## EXTRACTED ENTRIES
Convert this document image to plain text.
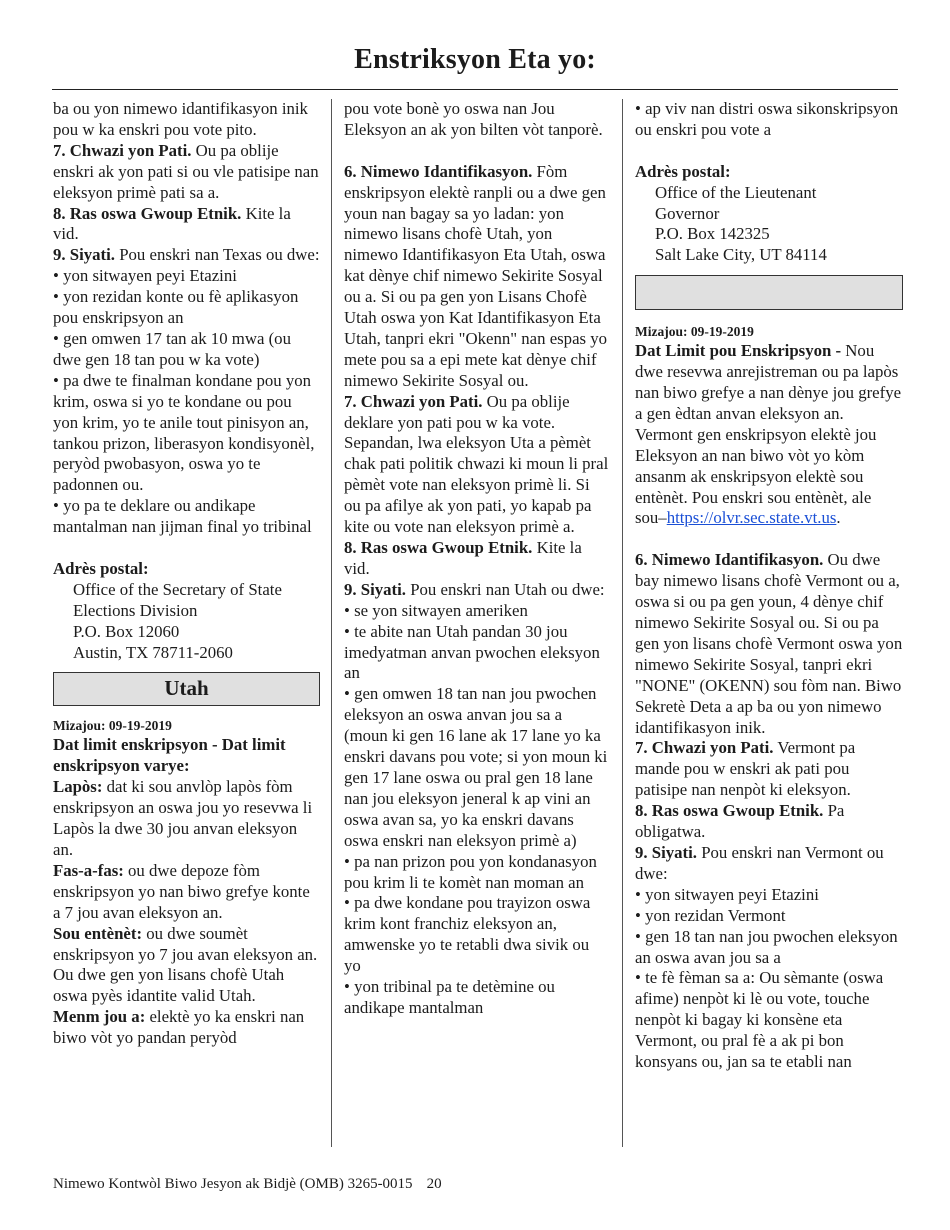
Enstriksyon Eta yo:

ba ou yon nimewo idantifikasyon inik pou w ka enskri pou vote pito.

7. Chwazi yon Pati. Ou pa oblije enskri ak yon pati si ou vle patisipe nan eleksyon primè pati sa a.

8. Ras oswa Gwoup Etnik. Kite la vid.

9. Siyati. Pou enskri nan Texas ou dwe:

• yon sitwayen peyi Etazini

• yon rezidan konte ou fè aplikasyon pou enskripsyon an

• gen omwen 17 tan ak 10 mwa (ou dwe gen 18 tan pou w ka vote)

• pa dwe te finalman kondane pou yon krim, oswa si yo te kondane ou pou yon krim, yo te anile tout pinisyon an, tankou prizon, liberasyon kondisyonèl, peryòd pwobasyon, oswa yo te padonnen ou.

• yo pa te deklare ou andikape mantalman nan jijman final yo tribinal

Adrès postal:

Office of the Secretary of State

Elections Division

P.O. Box 12060

Austin, TX 78711-2060

Utah

Mizajou: 09-19-2019

Dat limit enskripsyon - Dat limit enskripsyon varye:

Lapòs: dat ki sou anvlòp lapòs fòm enskripsyon an oswa jou yo resevwa li Lapòs la dwe 30 jou anvan eleksyon an.

Fas-a-fas: ou dwe depoze fòm enskripsyon yo nan biwo grefye konte a 7 jou avan eleksyon an.

Sou entènèt: ou dwe soumèt enskripsyon yo 7 jou avan eleksyon an. Ou dwe gen yon lisans chofè Utah oswa pyès idantite valid Utah.

Menm jou a: elektè yo ka enskri nan biwo vòt yo pandan peryòd

pou vote bonè yo oswa nan Jou Eleksyon an ak yon bilten vòt tanporè.

6. Nimewo Idantifikasyon. Fòm enskripsyon elektè ranpli ou a dwe gen youn nan bagay sa yo ladan: yon nimewo lisans chofè Utah, yon nimewo Idantifikasyon Eta Utah, oswa kat dènye chif nimewo Sekirite Sosyal ou a. Si ou pa gen yon Lisans Chofè Utah oswa yon Kat Idantifikasyon Eta Utah, tanpri ekri "Okenn" nan espas yo mete pou sa a epi mete kat dènye chif nimewo Sekirite Sosyal ou.

7. Chwazi yon Pati. Ou pa oblije deklare yon pati pou w ka vote. Sepandan, lwa eleksyon Uta a pèmèt chak pati politik chwazi ki moun li pral pèmèt vote nan eleksyon primè li. Si ou pa afilye ak yon pati, yo kapab pa kite ou vote nan eleksyon primè a.

8. Ras oswa Gwoup Etnik. Kite la vid.

9. Siyati. Pou enskri nan Utah ou dwe:

• se yon sitwayen ameriken

• te abite nan Utah pandan 30 jou imedyatman anvan pwochen eleksyon an

• gen omwen 18 tan nan jou pwochen eleksyon an oswa anvan jou sa a (moun ki gen 16 lane ak 17 lane yo ka enskri davans pou vote; si yon moun ki gen 17 lane oswa ou pral gen 18 lane nan jou eleksyon jeneral k ap vini an oswa avan sa, yo ka enskri davans oswa enskri nan eleksyon primè a)

• pa nan prizon pou yon kondanasyon pou krim li te komèt nan moman an

• pa dwe kondane pou trayizon oswa krim kont franchiz eleksyon an, amwenske yo te retabli dwa sivik ou yo

• yon tribinal pa te detèmine ou andikape mantalman

• ap viv nan distri oswa sikonskripsyon ou enskri pou vote a

Adrès postal:

Office of the Lieutenant

Governor

P.O. Box 142325

Salt Lake City, UT 84114

Mizajou: 09-19-2019

Dat Limit pou Enskripsyon - Nou dwe resevwa anrejistreman ou pa lapòs nan biwo grefye a nan dènye jou grefye a gen èdtan anvan eleksyon an. Vermont gen enskripsyon elektè jou Eleksyon an nan biwo vòt yo kòm ansanm ak enskripsyon elektè sou entènèt. Pou enskri sou entènèt, ale sou–https://olvr.sec.state.vt.us.

6. Nimewo Idantifikasyon. Ou dwe bay nimewo lisans chofè Vermont ou a, oswa si ou pa gen youn, 4 dènye chif nimewo Sekirite Sosyal ou. Si ou pa gen yon lisans chofè Vermont oswa yon nimewo Sekirite Sosyal, tanpri ekri "NONE" (OKENN) sou fòm nan. Biwo Sekretè Deta a ap ba ou yon nimewo idantifikasyon inik.

7. Chwazi yon Pati. Vermont pa mande pou w enskri ak pati pou patisipe nan nenpòt ki eleksyon.

8. Ras oswa Gwoup Etnik. Pa obligatwa.

9. Siyati. Pou enskri nan Vermont ou dwe:

• yon sitwayen peyi Etazini

• yon rezidan Vermont

• gen 18 tan nan jou pwochen eleksyon an oswa avan jou sa a

• te fè fèman sa a: Ou sèmante (oswa afime) nenpòt ki lè ou vote, touche nenpòt ki bagay ki konsène eta Vermont, ou pral fè a ak pi bon konsyans ou, jan sa te etabli nan

Nimewo Kontwòl Biwo Jesyon ak Bidjè (OMB) 3265-0015 20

## AIM OF THE EXERCISE
Extract each line holding the word "lapòs" from the records.

## RESPONSE TO THE EXERCISE
Lapòs: dat ki sou anvlòp lapòs fòm enskripsyon an oswa jou yo resevwa li Lapòs la dwe 30 jou anvan eleksyon an.
Dat Limit pou Enskripsyon - Nou dwe resevwa anrejistreman ou pa lapòs nan biwo grefye a nan dènye jou grefye a gen èdtan anvan eleksyon an. Vermont gen enskripsyon elektè jou Eleksyon an nan biwo vòt yo kòm ansanm ak enskripsyon elektè sou entènèt. Pou enskri sou entènèt, ale sou–https://olvr.sec.state.vt.us.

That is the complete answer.